#### LISTING ####
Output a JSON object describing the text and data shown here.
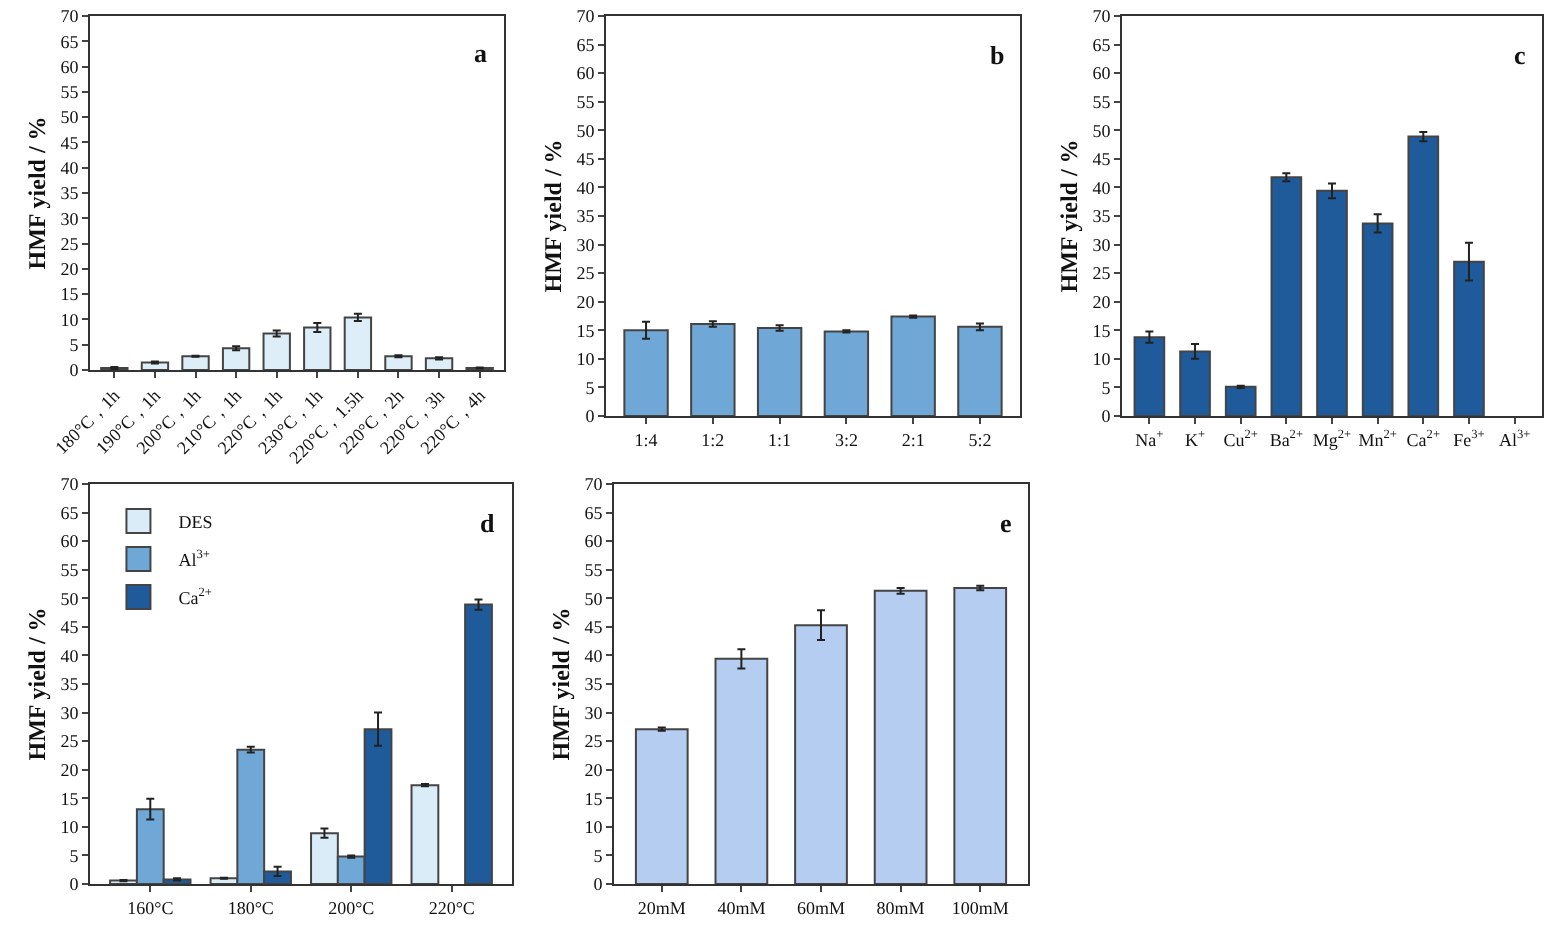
{
  "chart_data": [
    {
      "type": "bar",
      "categories": [
        "180°C，1h",
        "190°C，1h",
        "200°C，1h",
        "210°C，1h",
        "220°C，1h",
        "230°C，1h",
        "220°C，1.5h",
        "220°C，2h",
        "220°C，3h",
        "220°C，4h"
      ],
      "color": "#ddeef8",
      "values": [
        0.4,
        1.5,
        2.7,
        4.3,
        7.2,
        8.4,
        10.4,
        2.7,
        2.3,
        0.4
      ],
      "errors": [
        0.2,
        0.2,
        0.1,
        0.4,
        0.6,
        0.9,
        0.7,
        0.2,
        0.2,
        0.1
      ],
      "ylim": [
        0,
        70
      ],
      "yticks": [
        0,
        5,
        10,
        15,
        20,
        25,
        30,
        35,
        40,
        45,
        50,
        55,
        60,
        65,
        70
      ],
      "ylabel": "HMF yield / %",
      "annotations": [
        "a"
      ]
    },
    {
      "type": "bar",
      "categories": [
        "1:4",
        "1:2",
        "1:1",
        "3:2",
        "2:1",
        "5:2"
      ],
      "color": "#6fa8d6",
      "values": [
        15.0,
        16.1,
        15.4,
        14.8,
        17.4,
        15.6
      ],
      "errors": [
        1.5,
        0.5,
        0.5,
        0.2,
        0.2,
        0.6
      ],
      "ylim": [
        0,
        70
      ],
      "yticks": [
        0,
        5,
        10,
        15,
        20,
        25,
        30,
        35,
        40,
        45,
        50,
        55,
        60,
        65,
        70
      ],
      "ylabel": "HMF yield / %",
      "annotations": [
        "b"
      ]
    },
    {
      "type": "bar",
      "categories": [
        "Na$^{+}$",
        "K$^{+}$",
        "Cu$^{2+}$",
        "Ba$^{2+}$",
        "Mg$^{2+}$",
        "Mn$^{2+}$",
        "Ca$^{2+}$",
        "Fe$^{3+}$",
        "Al$^{3+}$"
      ],
      "color": "#1f5a9a",
      "values": [
        13.8,
        11.3,
        5.1,
        41.8,
        39.4,
        33.7,
        48.9,
        27.0,
        null
      ],
      "errors": [
        1.0,
        1.3,
        0.2,
        0.7,
        1.3,
        1.6,
        0.8,
        3.3,
        null
      ],
      "ylim": [
        0,
        70
      ],
      "yticks": [
        0,
        5,
        10,
        15,
        20,
        25,
        30,
        35,
        40,
        45,
        50,
        55,
        60,
        65,
        70
      ],
      "ylabel": "HMF yield / %",
      "annotations": [
        "c"
      ]
    },
    {
      "type": "bar",
      "categories": [
        "160°C",
        "180°C",
        "200°C",
        "220°C"
      ],
      "legend": "top left",
      "series": [
        {
          "name": "DES",
          "color": "#daecf7",
          "values": [
            0.6,
            1.0,
            8.9,
            17.3
          ],
          "errors": [
            0.1,
            0.1,
            0.8,
            0.2
          ]
        },
        {
          "name": "Al$^{3+}$",
          "color": "#6fa8d6",
          "values": [
            13.1,
            23.5,
            4.8,
            null
          ],
          "errors": [
            1.8,
            0.5,
            0.2,
            null
          ]
        },
        {
          "name": "Ca$^{2+}$",
          "color": "#1f5a9a",
          "values": [
            0.8,
            2.2,
            27.1,
            48.9
          ],
          "errors": [
            0.2,
            0.8,
            2.9,
            0.9
          ]
        }
      ],
      "ylim": [
        0,
        70
      ],
      "yticks": [
        0,
        5,
        10,
        15,
        20,
        25,
        30,
        35,
        40,
        45,
        50,
        55,
        60,
        65,
        70
      ],
      "ylabel": "HMF yield / %",
      "annotations": [
        "d"
      ]
    },
    {
      "type": "bar",
      "categories": [
        "20mM",
        "40mM",
        "60mM",
        "80mM",
        "100mM"
      ],
      "color": "#b4cdf0",
      "values": [
        27.1,
        39.4,
        45.3,
        51.3,
        51.8
      ],
      "errors": [
        0.3,
        1.7,
        2.6,
        0.5,
        0.4
      ],
      "ylim": [
        0,
        70
      ],
      "yticks": [
        0,
        5,
        10,
        15,
        20,
        25,
        30,
        35,
        40,
        45,
        50,
        55,
        60,
        65,
        70
      ],
      "ylabel": "HMF yield / %",
      "annotations": [
        "e"
      ]
    }
  ]
}
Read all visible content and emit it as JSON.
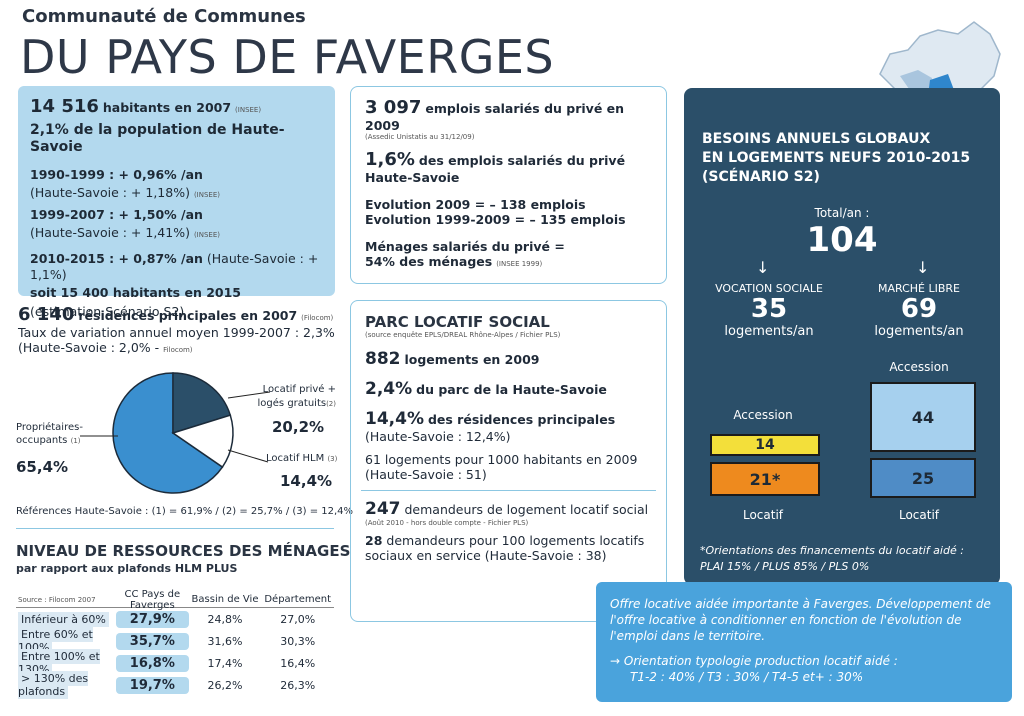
{
  "header": {
    "subtitle": "Communauté de Communes",
    "title": "DU PAYS DE FAVERGES"
  },
  "population": {
    "line1_num": "14 516",
    "line1_text": "habitants en 2007",
    "line1_src": "(INSEE)",
    "line2_num": "2,1%",
    "line2_text": "de la population de Haute-Savoie",
    "p1_bold": "1990-1999 : + 0,96% /an",
    "p1_sub": "(Haute-Savoie : + 1,18%)",
    "p1_src": "(INSEE)",
    "p2_bold": "1999-2007 : + 1,50% /an",
    "p2_sub": "(Haute-Savoie : + 1,41%)",
    "p2_src": "(INSEE)",
    "p3_bold": "2010-2015 : + 0,87% /an",
    "p3_sub": "(Haute-Savoie : + 1,1%)",
    "p3_line2": "soit 15 400 habitants en 2015",
    "p3_line3": "(estimation Scénario S2)"
  },
  "residences": {
    "num": "6 140",
    "text": "résidences principales en 2007",
    "src": "(Filocom)",
    "line2": "Taux de variation annuel moyen 1999-2007 : 2,3%",
    "line3": "(Haute-Savoie : 2,0% -",
    "line3_src": "Filocom)",
    "prop_label": "Propriétaires-occupants",
    "prop_src": "(1)",
    "prop_val": "65,4%",
    "prive_label": "Locatif privé + logés gratuits",
    "prive_src": "(2)",
    "prive_val": "20,2%",
    "hlm_label": "Locatif HLM",
    "hlm_src": "(3)",
    "hlm_val": "14,4%",
    "refs": "Références Haute-Savoie : (1) = 61,9% / (2) = 25,7% / (3) = 12,4%"
  },
  "chart_data": {
    "type": "pie",
    "values": [
      65.4,
      20.2,
      14.4
    ],
    "labels": [
      "Propriétaires-occupants",
      "Locatif privé + logés gratuits",
      "Locatif HLM"
    ],
    "colors": [
      "#3a8fcf",
      "#2b4f69",
      "#ffffff"
    ]
  },
  "resources": {
    "title": "NIVEAU DE RESSOURCES DES MÉNAGES",
    "subtitle": "par rapport aux plafonds HLM PLUS",
    "source": "Source : Filocom 2007",
    "headers": [
      "CC Pays de Faverges",
      "Bassin de Vie",
      "Département"
    ],
    "rows": [
      [
        "Inférieur à 60%",
        "27,9%",
        "24,8%",
        "27,0%"
      ],
      [
        "Entre 60% et 100%",
        "35,7%",
        "31,6%",
        "30,3%"
      ],
      [
        "Entre 100% et 130%",
        "16,8%",
        "17,4%",
        "16,4%"
      ],
      [
        "> 130% des plafonds",
        "19,7%",
        "26,2%",
        "26,3%"
      ]
    ]
  },
  "emplois": {
    "num": "3 097",
    "text": "emplois salariés du privé en 2009",
    "src": "(Assedic Unistatis au 31/12/09)",
    "pct": "1,6%",
    "pct_text": "des emplois salariés du privé",
    "pct_text2": "Haute-Savoie",
    "evo1": "Evolution 2009 = – 138 emplois",
    "evo2": "Evolution 1999-2009 = – 135 emplois",
    "men1": "Ménages salariés du privé =",
    "men2": "54% des ménages",
    "men_src": "(INSEE 1999)"
  },
  "parc": {
    "title": "PARC LOCATIF SOCIAL",
    "src": "(source enquête EPLS/DREAL Rhône-Alpes / Fichier PLS)",
    "l1_num": "882",
    "l1_text": "logements en 2009",
    "l2_num": "2,4%",
    "l2_text": "du parc de la Haute-Savoie",
    "l3_num": "14,4%",
    "l3_text": "des résidences principales",
    "l3_sub": "(Haute-Savoie : 12,4%)",
    "l4": "61 logements pour 1000 habitants en 2009",
    "l4_sub": "(Haute-Savoie : 51)",
    "l5_num": "247",
    "l5_text": "demandeurs de logement locatif social",
    "l5_src": "(Août 2010 - hors double compte - Fichier PLS)",
    "l6_num": "28",
    "l6_text": "demandeurs pour 100 logements locatifs",
    "l6_text2": "sociaux en service (Haute-Savoie : 38)"
  },
  "besoins": {
    "title1": "BESOINS ANNUELS GLOBAUX",
    "title2": "EN LOGEMENTS NEUFS 2010-2015",
    "title3": "(SCÉNARIO S2)",
    "total_label": "Total/an :",
    "total": "104",
    "soc_label": "VOCATION SOCIALE",
    "soc_val": "35",
    "soc_unit": "logements/an",
    "lib_label": "MARCHÉ LIBRE",
    "lib_val": "69",
    "lib_unit": "logements/an",
    "accession": "Accession",
    "locatif": "Locatif",
    "soc_acc": "14",
    "soc_loc": "21*",
    "lib_acc": "44",
    "lib_loc": "25",
    "note1": "*Orientations des financements du locatif aidé :",
    "note2": "PLAI 15% / PLUS 85% / PLS 0%",
    "colors": {
      "soc_acc": "#f3df3a",
      "soc_loc": "#ee8a1e",
      "lib_acc": "#a6d0ee",
      "lib_loc": "#4f8cc6"
    }
  },
  "offre": {
    "p1": "Offre locative aidée importante à Faverges. Développement de l'offre locative à conditionner en fonction de l'évolution de l'emploi dans le territoire.",
    "p2": "Orientation typologie production locatif aidé :",
    "p3": "T1-2 : 40% / T3 : 30% / T4-5 et+ : 30%"
  }
}
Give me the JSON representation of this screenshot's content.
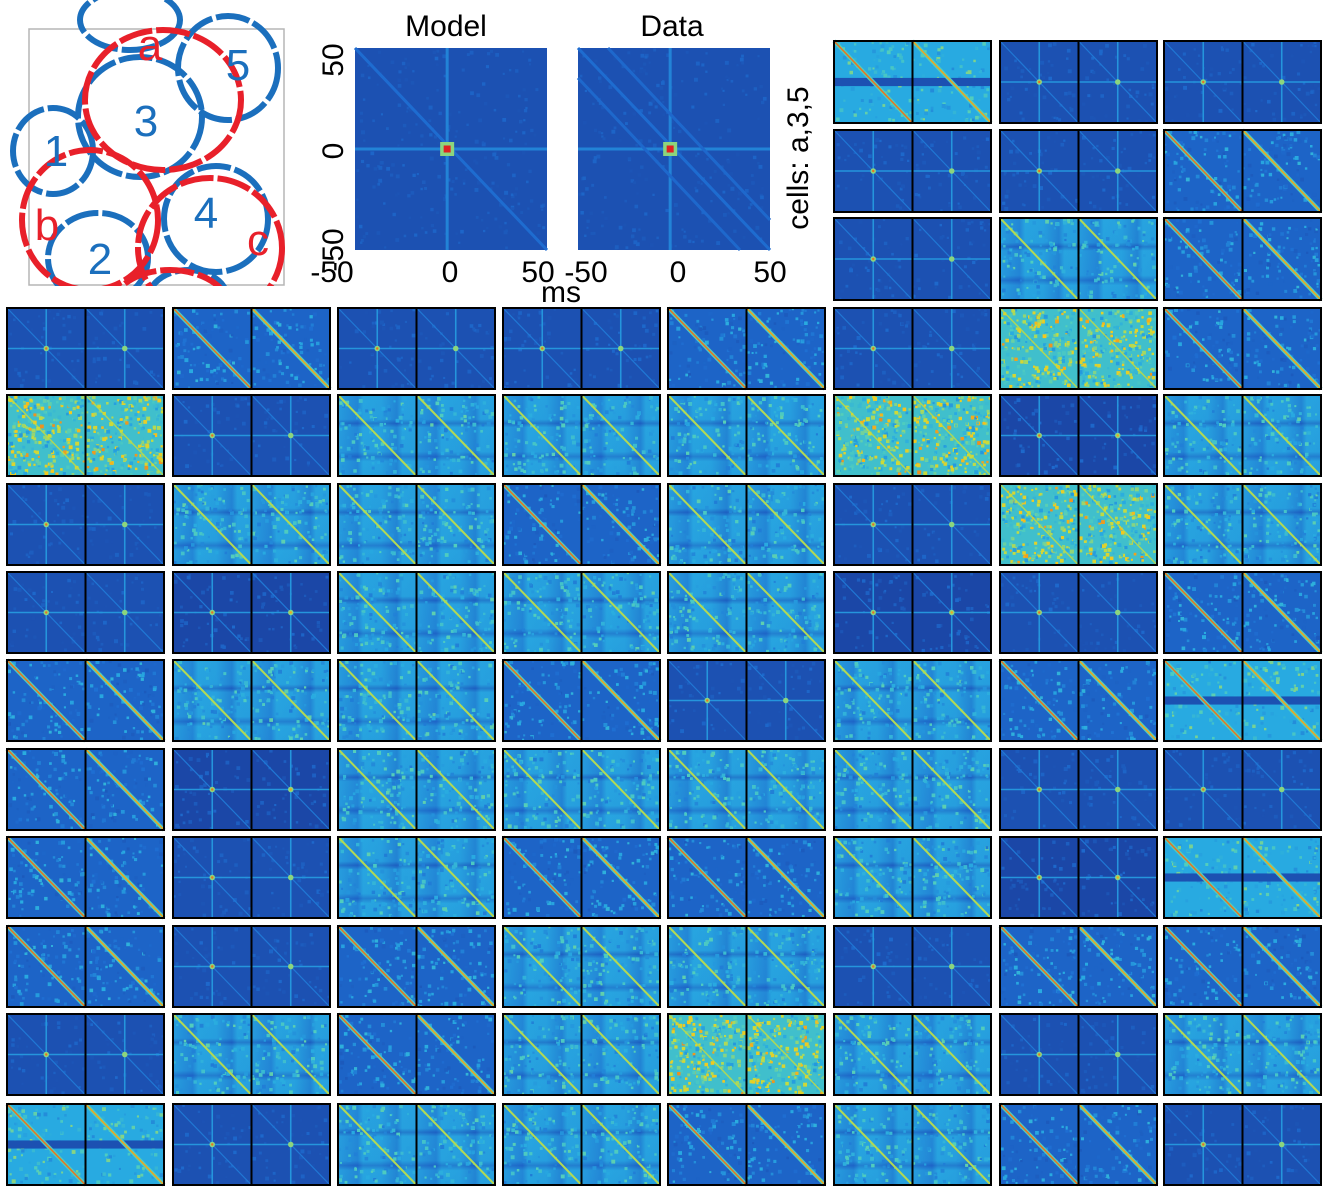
####
### REQUIREMENT
Check each line of the entries above for the word "population". List the ones that have it.

### EXERCISE RESPONSE
  "population": {
    "line2_text": "de la population de Haute-Savoie",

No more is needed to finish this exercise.